> **SET PROBLEM**:
Reproduce all of the material below line for line, unchanged, but omit the picture lines.

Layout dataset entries
┄┄┄┄┄┄┄┄┄┄┄┄┄┄┄┄┄┄┄┄
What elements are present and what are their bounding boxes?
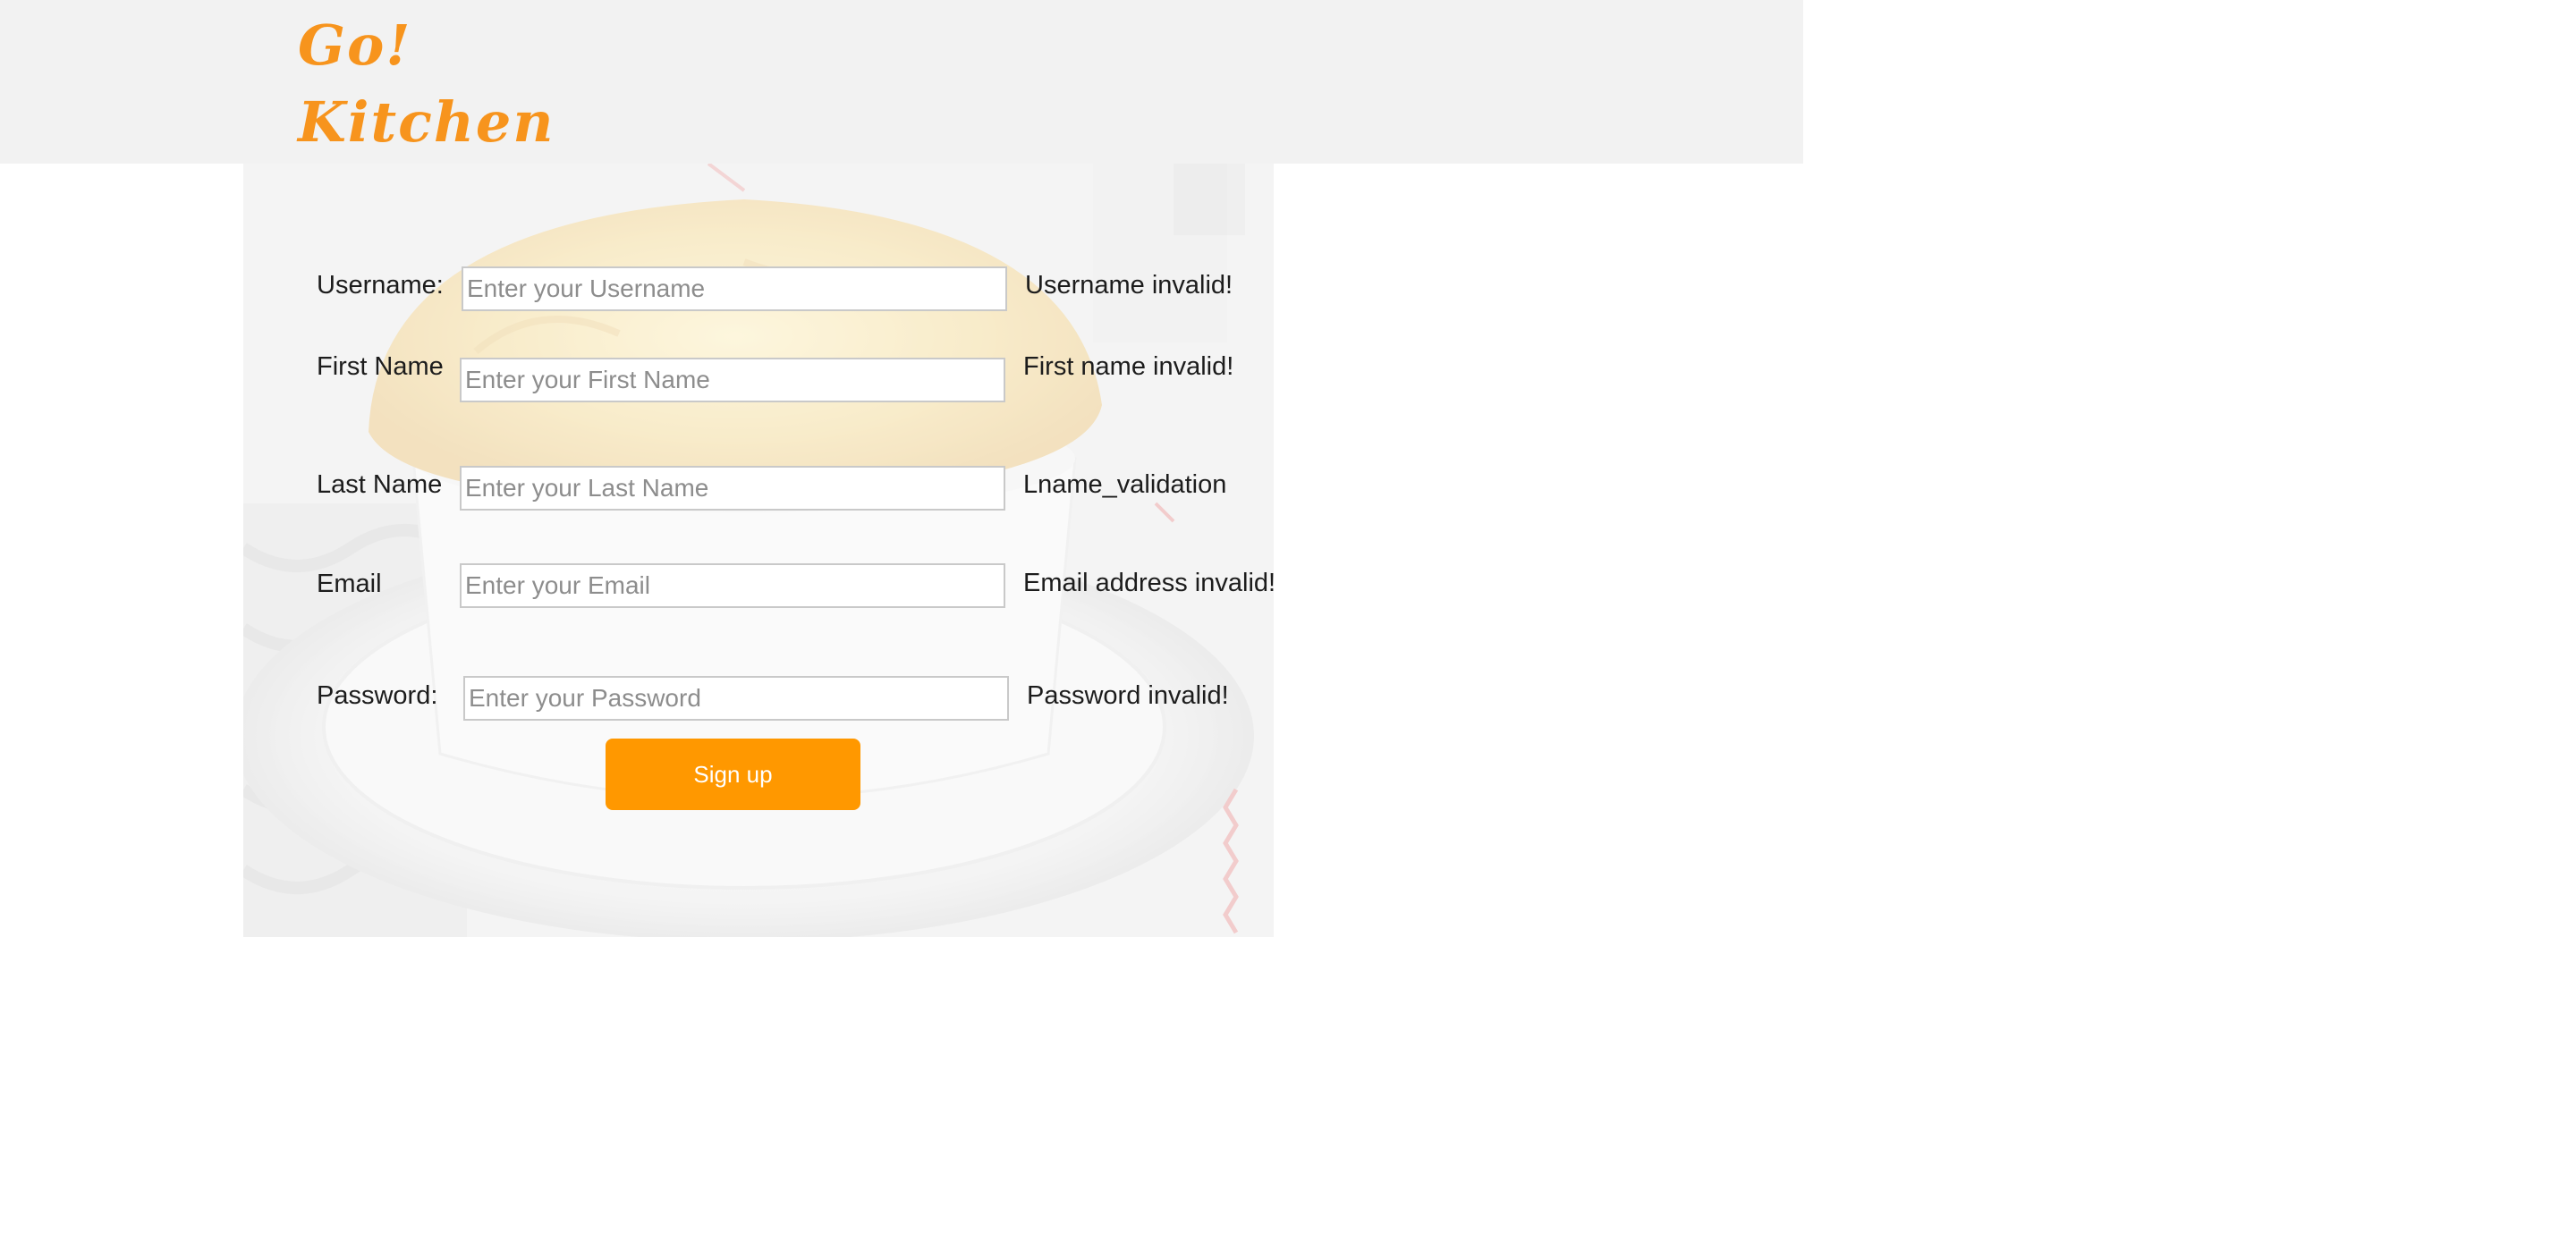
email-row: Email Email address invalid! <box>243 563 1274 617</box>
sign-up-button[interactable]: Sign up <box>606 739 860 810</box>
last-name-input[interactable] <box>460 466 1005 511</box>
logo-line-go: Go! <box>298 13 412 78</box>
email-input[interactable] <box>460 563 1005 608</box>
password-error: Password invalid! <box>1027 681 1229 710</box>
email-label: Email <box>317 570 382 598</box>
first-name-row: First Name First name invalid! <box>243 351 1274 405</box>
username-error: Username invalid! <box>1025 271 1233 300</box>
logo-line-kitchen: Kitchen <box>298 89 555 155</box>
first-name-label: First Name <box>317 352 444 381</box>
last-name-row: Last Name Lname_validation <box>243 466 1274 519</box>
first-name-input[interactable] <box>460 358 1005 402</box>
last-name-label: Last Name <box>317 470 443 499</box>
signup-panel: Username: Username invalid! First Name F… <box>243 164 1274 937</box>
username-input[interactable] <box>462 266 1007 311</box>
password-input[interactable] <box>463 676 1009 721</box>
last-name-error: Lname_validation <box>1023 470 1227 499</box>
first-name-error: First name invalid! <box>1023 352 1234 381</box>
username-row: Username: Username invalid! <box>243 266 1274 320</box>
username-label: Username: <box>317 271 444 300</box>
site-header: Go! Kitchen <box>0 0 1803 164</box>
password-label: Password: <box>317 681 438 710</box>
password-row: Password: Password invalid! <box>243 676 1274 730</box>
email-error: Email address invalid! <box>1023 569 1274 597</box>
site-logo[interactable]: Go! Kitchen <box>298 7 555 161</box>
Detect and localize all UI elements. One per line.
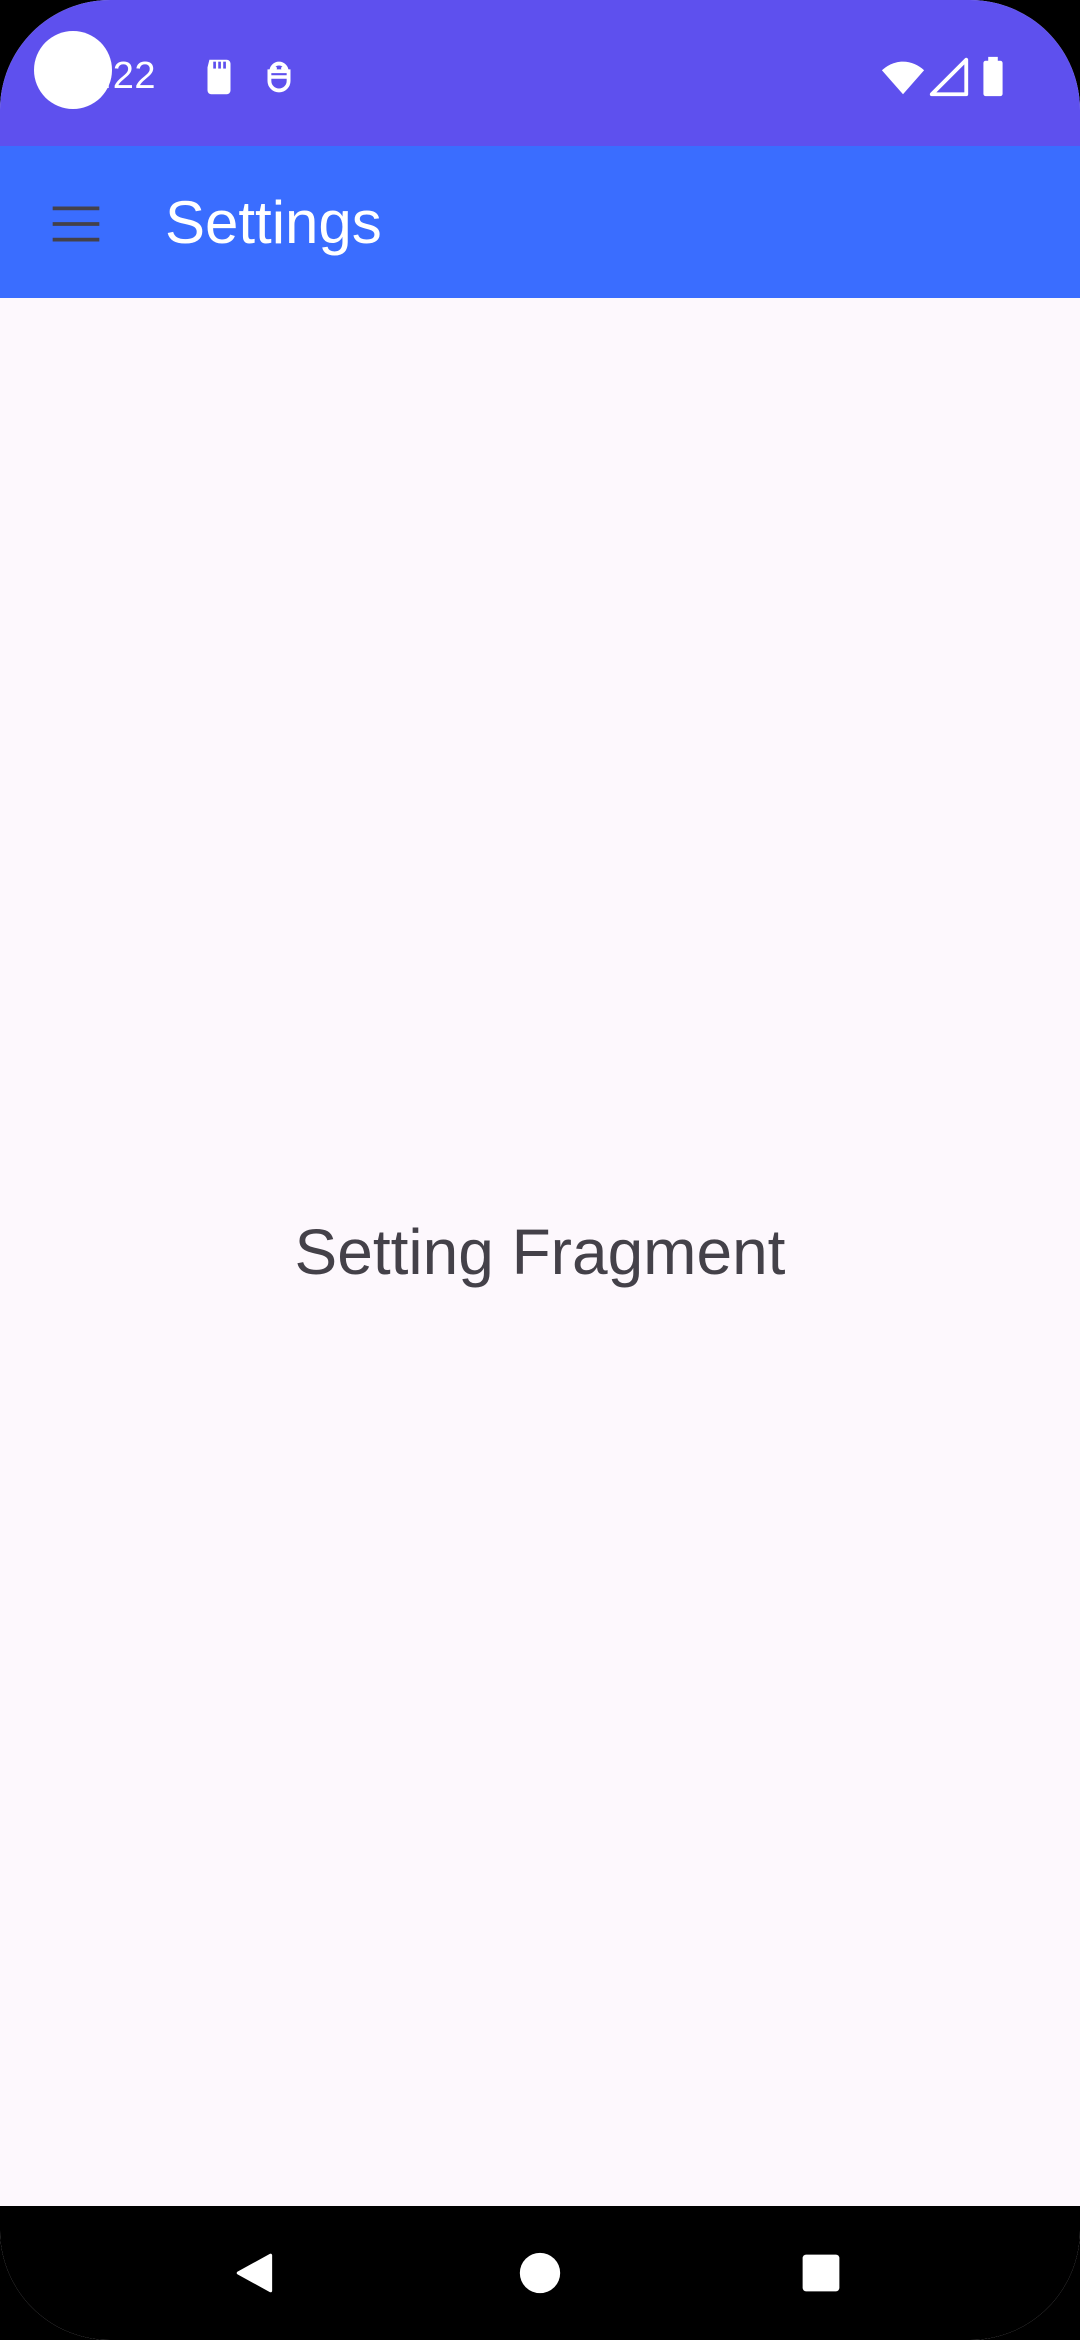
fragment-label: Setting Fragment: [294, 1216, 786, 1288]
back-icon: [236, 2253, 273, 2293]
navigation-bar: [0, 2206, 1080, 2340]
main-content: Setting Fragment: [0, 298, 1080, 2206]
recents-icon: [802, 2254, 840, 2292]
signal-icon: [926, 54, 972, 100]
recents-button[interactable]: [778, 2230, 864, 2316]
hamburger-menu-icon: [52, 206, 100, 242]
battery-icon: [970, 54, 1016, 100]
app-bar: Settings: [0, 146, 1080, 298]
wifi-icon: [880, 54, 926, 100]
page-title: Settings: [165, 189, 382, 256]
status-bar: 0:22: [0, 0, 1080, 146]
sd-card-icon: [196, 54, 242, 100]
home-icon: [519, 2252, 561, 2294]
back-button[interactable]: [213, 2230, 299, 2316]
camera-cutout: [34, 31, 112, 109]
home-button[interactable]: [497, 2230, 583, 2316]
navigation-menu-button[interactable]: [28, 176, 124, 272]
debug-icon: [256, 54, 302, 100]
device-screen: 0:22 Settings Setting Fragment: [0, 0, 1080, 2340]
┄┄┄┄┄┄┄┄┄┄┄┄┄┄┄┄┄┄┄┄
> **TASK SOLUTION**:
What elements are present and what are their bounding boxes?
email-row: Email Email address invalid! <box>243 563 1274 617</box>
sign-up-button[interactable]: Sign up <box>606 739 860 810</box>
last-name-input[interactable] <box>460 466 1005 511</box>
logo-line-go: Go! <box>298 13 412 78</box>
email-input[interactable] <box>460 563 1005 608</box>
password-error: Password invalid! <box>1027 681 1229 710</box>
email-label: Email <box>317 570 382 598</box>
first-name-row: First Name First name invalid! <box>243 351 1274 405</box>
username-error: Username invalid! <box>1025 271 1233 300</box>
logo-line-kitchen: Kitchen <box>298 89 555 155</box>
first-name-label: First Name <box>317 352 444 381</box>
last-name-row: Last Name Lname_validation <box>243 466 1274 519</box>
first-name-input[interactable] <box>460 358 1005 402</box>
last-name-label: Last Name <box>317 470 443 499</box>
signup-panel: Username: Username invalid! First Name F… <box>243 164 1274 937</box>
username-input[interactable] <box>462 266 1007 311</box>
password-input[interactable] <box>463 676 1009 721</box>
last-name-error: Lname_validation <box>1023 470 1227 499</box>
first-name-error: First name invalid! <box>1023 352 1234 381</box>
username-row: Username: Username invalid! <box>243 266 1274 320</box>
username-label: Username: <box>317 271 444 300</box>
site-header: Go! Kitchen <box>0 0 1803 164</box>
password-label: Password: <box>317 681 438 710</box>
password-row: Password: Password invalid! <box>243 676 1274 730</box>
email-error: Email address invalid! <box>1023 569 1274 597</box>
site-logo[interactable]: Go! Kitchen <box>298 7 555 161</box>
Detect and localize all UI elements. One per line.
fragment-label: Setting Fragment: [294, 1216, 786, 1288]
back-icon: [236, 2253, 273, 2293]
navigation-bar: [0, 2206, 1080, 2340]
main-content: Setting Fragment: [0, 298, 1080, 2206]
recents-icon: [802, 2254, 840, 2292]
signal-icon: [926, 54, 972, 100]
recents-button[interactable]: [778, 2230, 864, 2316]
hamburger-menu-icon: [52, 206, 100, 242]
battery-icon: [970, 54, 1016, 100]
app-bar: Settings: [0, 146, 1080, 298]
wifi-icon: [880, 54, 926, 100]
page-title: Settings: [165, 189, 382, 256]
status-bar: 0:22: [0, 0, 1080, 146]
sd-card-icon: [196, 54, 242, 100]
home-icon: [519, 2252, 561, 2294]
back-button[interactable]: [213, 2230, 299, 2316]
camera-cutout: [34, 31, 112, 109]
home-button[interactable]: [497, 2230, 583, 2316]
navigation-menu-button[interactable]: [28, 176, 124, 272]
debug-icon: [256, 54, 302, 100]
device-screen: 0:22 Settings Setting Fragment: [0, 0, 1080, 2340]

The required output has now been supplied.